## [Directions]
Your answer should be one number: the count of lines in these entries that hold the word "MIDSTREAM".

## [Data provided]

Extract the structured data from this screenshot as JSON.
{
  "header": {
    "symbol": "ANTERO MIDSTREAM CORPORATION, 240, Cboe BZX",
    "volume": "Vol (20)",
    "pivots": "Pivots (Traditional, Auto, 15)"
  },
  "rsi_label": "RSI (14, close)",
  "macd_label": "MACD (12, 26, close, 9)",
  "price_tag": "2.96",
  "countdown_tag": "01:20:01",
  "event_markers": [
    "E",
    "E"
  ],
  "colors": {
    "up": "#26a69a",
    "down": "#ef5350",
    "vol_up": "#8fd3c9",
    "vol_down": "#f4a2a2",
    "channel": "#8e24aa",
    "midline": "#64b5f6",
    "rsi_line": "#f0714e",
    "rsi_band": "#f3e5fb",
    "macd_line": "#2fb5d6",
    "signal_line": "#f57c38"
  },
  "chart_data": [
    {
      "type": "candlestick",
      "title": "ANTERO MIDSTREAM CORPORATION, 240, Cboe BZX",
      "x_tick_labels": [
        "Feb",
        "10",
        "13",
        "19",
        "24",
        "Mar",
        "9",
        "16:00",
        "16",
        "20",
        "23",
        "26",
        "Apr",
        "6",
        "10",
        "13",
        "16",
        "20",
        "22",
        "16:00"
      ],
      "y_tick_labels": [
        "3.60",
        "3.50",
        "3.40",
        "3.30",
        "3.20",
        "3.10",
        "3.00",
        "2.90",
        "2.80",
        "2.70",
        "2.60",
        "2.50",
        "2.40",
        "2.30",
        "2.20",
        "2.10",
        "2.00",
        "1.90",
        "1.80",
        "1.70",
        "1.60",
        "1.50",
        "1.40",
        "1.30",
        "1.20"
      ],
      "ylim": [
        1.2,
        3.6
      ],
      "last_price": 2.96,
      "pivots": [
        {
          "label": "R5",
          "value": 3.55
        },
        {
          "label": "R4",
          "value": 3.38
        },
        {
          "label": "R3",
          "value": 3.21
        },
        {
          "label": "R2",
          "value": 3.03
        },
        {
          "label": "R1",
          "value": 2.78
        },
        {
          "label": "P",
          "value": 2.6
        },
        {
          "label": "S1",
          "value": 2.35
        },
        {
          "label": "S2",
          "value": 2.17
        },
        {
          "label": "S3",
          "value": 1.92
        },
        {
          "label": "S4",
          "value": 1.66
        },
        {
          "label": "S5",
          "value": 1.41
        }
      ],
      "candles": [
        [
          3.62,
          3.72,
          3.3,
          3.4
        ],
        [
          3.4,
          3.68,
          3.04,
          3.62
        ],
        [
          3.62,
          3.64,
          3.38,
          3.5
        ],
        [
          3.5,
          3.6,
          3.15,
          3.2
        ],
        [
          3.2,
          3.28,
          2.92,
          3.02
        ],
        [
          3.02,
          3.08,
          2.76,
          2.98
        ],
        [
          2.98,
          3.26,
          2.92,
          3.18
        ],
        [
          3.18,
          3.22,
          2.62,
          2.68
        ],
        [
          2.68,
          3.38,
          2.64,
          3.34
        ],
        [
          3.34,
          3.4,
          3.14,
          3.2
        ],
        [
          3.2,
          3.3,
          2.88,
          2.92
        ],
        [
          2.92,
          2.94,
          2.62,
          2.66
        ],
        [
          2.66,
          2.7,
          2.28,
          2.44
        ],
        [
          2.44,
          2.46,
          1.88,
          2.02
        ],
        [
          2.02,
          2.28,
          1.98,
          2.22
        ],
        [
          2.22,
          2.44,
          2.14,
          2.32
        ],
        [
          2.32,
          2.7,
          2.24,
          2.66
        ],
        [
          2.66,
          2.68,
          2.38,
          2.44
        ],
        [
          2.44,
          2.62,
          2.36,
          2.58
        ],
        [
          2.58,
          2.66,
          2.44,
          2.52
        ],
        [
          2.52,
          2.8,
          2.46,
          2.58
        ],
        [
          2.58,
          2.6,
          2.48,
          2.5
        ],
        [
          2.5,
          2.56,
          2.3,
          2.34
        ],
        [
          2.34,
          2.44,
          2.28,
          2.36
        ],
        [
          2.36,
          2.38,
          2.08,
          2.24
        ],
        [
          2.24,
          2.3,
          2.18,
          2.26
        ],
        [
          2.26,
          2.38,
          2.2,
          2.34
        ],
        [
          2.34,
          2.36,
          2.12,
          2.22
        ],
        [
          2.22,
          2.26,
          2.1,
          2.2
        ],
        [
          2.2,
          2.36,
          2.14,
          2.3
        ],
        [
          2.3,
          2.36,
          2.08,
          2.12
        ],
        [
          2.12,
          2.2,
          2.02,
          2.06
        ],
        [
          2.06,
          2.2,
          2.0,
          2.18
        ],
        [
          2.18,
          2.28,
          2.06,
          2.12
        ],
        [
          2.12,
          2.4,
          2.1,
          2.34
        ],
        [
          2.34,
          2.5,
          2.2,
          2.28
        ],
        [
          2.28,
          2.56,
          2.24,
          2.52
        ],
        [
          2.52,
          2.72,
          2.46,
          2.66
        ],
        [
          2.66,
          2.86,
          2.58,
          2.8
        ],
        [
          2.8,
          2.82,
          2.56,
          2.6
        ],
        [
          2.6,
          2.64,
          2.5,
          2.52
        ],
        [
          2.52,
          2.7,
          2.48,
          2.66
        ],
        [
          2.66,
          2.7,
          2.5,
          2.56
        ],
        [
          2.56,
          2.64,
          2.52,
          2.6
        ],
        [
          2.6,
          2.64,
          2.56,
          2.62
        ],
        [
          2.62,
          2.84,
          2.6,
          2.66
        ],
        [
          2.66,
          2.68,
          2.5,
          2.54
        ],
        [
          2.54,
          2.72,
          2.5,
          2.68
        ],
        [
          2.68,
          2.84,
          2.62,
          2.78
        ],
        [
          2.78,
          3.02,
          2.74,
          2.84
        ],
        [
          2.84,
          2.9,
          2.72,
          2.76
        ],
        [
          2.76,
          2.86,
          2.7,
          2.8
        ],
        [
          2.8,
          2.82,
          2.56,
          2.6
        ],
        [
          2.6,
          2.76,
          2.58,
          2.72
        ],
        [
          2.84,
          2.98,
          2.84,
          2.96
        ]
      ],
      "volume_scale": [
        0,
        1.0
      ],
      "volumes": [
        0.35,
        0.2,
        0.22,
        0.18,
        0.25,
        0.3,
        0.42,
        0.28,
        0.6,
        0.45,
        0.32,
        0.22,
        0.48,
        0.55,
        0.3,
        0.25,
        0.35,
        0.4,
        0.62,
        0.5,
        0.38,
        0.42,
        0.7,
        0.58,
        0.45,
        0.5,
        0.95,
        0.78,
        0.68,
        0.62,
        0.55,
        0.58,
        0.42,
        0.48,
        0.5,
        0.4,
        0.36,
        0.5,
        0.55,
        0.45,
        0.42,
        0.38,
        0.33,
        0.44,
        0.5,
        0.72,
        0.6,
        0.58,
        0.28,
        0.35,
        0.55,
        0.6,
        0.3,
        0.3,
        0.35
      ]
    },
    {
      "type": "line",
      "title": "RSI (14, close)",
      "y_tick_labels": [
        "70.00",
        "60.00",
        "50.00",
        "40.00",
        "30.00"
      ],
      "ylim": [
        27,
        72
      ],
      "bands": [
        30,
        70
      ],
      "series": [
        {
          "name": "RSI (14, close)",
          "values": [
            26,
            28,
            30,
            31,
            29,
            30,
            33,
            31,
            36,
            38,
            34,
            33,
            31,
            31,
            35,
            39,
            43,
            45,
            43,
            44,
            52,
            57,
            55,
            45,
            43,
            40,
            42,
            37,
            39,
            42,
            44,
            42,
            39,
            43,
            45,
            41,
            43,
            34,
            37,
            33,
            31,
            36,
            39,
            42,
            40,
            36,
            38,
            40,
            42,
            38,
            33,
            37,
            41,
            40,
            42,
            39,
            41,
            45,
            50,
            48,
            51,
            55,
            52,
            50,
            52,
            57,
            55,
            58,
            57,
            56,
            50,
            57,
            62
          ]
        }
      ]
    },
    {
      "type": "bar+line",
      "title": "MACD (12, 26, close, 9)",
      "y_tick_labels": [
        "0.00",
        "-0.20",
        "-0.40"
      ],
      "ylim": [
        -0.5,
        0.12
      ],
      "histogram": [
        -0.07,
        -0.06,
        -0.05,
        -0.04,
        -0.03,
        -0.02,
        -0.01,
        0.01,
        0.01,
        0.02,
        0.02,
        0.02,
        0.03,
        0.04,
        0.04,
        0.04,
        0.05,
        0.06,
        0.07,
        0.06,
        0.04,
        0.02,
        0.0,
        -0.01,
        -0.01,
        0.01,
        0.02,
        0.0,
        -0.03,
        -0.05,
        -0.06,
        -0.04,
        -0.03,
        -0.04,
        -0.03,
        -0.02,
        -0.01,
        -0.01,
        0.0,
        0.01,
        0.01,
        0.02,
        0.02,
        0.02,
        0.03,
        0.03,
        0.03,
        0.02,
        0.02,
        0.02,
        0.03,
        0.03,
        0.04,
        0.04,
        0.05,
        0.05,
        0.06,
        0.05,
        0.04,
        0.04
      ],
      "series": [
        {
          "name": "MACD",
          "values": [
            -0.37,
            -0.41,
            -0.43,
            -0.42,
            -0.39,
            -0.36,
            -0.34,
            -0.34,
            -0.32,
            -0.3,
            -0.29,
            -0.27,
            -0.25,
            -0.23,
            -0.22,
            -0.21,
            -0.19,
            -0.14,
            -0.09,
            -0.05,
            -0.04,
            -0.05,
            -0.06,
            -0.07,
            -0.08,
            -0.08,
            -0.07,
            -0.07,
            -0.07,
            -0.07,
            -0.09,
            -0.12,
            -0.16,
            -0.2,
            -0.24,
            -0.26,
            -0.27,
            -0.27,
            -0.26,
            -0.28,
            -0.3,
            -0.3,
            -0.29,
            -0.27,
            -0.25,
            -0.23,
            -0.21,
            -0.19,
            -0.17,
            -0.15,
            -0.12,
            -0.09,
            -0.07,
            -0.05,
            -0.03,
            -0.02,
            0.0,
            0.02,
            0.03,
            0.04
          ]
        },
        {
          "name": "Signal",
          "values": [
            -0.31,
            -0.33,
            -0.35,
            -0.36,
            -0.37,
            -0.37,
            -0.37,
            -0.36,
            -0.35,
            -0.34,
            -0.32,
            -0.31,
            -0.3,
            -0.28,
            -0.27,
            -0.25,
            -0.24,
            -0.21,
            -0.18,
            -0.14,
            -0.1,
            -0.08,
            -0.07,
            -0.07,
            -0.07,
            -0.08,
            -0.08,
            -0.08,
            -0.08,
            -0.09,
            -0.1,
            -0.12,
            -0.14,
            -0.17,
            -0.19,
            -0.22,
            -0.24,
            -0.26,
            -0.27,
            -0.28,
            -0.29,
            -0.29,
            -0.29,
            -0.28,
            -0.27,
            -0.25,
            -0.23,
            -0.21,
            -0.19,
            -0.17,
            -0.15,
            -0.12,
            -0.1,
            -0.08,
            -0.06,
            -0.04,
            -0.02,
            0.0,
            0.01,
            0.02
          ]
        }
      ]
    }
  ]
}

## [Complete output]
2